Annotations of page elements
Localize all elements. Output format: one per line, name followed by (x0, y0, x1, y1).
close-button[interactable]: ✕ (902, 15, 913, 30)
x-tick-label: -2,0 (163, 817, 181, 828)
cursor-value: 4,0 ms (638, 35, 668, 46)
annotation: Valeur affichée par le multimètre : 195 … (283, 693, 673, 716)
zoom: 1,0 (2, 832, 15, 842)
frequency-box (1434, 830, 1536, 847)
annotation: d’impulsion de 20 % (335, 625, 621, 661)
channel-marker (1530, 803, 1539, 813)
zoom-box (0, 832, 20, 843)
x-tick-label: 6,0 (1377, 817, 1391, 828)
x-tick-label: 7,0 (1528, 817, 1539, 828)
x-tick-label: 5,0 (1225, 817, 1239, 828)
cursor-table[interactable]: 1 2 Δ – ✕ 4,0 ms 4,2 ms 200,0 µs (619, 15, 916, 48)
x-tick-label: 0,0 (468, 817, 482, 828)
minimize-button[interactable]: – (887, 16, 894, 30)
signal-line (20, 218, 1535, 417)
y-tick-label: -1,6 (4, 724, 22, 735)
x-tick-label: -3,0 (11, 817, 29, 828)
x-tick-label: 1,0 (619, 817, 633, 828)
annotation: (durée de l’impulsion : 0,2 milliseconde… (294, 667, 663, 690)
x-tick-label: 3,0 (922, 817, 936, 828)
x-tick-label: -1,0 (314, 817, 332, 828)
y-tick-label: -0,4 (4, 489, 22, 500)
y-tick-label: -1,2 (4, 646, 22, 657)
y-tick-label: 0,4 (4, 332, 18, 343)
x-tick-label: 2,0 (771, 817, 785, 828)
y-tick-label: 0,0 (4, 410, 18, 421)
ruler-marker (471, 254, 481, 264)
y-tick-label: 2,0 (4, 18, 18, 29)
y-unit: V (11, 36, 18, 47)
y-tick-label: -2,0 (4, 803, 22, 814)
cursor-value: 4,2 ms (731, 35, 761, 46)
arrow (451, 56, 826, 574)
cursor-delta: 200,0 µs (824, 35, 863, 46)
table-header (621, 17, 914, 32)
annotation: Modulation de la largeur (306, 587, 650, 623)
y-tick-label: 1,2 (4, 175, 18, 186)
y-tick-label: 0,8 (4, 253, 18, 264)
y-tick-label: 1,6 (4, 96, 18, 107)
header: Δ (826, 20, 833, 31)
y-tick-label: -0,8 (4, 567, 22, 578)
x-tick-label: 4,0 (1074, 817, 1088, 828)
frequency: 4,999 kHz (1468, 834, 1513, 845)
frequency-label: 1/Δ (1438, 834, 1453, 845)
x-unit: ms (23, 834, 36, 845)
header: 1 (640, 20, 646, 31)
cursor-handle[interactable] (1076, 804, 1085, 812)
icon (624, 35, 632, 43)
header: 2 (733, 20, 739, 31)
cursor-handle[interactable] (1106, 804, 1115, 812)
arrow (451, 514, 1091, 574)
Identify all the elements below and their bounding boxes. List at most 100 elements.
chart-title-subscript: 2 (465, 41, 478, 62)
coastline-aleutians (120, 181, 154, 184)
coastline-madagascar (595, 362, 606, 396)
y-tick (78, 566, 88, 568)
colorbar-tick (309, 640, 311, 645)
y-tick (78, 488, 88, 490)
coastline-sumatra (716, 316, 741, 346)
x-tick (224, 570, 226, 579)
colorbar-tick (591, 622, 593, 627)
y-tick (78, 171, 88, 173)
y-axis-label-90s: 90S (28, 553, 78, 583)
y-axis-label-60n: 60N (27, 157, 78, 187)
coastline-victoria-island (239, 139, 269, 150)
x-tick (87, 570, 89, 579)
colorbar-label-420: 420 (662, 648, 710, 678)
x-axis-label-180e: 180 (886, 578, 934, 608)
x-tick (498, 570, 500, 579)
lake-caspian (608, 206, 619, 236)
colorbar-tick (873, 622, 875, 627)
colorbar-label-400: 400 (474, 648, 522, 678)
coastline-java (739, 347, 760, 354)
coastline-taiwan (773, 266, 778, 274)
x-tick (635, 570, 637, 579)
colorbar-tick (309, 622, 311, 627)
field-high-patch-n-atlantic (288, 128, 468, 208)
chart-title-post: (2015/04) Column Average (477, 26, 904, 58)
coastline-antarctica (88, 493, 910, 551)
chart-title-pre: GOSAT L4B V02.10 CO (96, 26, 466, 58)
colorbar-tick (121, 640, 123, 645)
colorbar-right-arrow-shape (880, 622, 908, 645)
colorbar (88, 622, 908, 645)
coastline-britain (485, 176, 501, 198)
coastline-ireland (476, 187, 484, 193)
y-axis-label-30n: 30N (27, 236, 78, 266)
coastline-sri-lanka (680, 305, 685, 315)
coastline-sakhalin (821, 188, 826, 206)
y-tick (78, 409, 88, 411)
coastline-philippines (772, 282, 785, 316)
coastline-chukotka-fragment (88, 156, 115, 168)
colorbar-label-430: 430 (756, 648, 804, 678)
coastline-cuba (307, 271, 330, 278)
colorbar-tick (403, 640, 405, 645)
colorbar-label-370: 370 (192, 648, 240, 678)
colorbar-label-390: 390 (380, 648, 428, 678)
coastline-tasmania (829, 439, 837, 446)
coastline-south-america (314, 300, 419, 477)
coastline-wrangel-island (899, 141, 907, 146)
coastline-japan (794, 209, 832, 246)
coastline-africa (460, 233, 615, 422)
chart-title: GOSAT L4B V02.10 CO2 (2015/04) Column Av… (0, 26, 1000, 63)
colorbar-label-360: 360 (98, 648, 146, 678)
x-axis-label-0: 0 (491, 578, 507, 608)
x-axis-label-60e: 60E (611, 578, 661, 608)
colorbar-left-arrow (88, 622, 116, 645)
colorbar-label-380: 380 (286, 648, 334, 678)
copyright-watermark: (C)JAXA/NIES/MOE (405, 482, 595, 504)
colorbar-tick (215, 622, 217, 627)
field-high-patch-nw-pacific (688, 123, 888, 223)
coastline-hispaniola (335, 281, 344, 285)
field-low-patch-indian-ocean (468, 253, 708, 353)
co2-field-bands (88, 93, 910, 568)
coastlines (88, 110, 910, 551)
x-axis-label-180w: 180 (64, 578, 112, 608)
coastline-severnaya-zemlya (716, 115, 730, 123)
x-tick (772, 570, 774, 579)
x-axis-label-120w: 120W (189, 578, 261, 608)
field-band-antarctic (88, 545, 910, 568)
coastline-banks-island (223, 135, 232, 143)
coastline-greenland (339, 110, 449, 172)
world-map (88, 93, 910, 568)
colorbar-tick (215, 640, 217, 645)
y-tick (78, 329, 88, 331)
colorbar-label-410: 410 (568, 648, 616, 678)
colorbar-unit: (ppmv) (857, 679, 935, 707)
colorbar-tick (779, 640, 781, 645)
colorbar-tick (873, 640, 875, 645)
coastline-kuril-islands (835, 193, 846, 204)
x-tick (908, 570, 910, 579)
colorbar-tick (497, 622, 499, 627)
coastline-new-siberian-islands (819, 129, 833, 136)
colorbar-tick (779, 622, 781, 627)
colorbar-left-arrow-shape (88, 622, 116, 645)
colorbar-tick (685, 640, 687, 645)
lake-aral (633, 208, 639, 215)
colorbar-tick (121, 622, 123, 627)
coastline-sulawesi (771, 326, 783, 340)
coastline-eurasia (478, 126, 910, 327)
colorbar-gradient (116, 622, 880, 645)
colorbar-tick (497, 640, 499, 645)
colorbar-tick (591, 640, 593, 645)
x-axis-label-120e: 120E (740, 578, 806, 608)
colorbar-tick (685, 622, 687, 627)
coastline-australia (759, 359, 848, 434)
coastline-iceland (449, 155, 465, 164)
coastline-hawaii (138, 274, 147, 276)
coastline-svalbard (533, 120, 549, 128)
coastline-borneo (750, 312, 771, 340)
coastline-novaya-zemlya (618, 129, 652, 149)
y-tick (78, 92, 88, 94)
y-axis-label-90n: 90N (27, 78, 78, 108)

Stated problem: Locate every line in the listing above that contains the string "GOSAT", matching case exactly, and copy each of those lines in full.

Response for this exercise:
chart-title-pre: GOSAT L4B V02.10 CO (96, 26, 466, 58)
chart-title: GOSAT L4B V02.10 CO2 (2015/04) Column Av… (0, 26, 1000, 63)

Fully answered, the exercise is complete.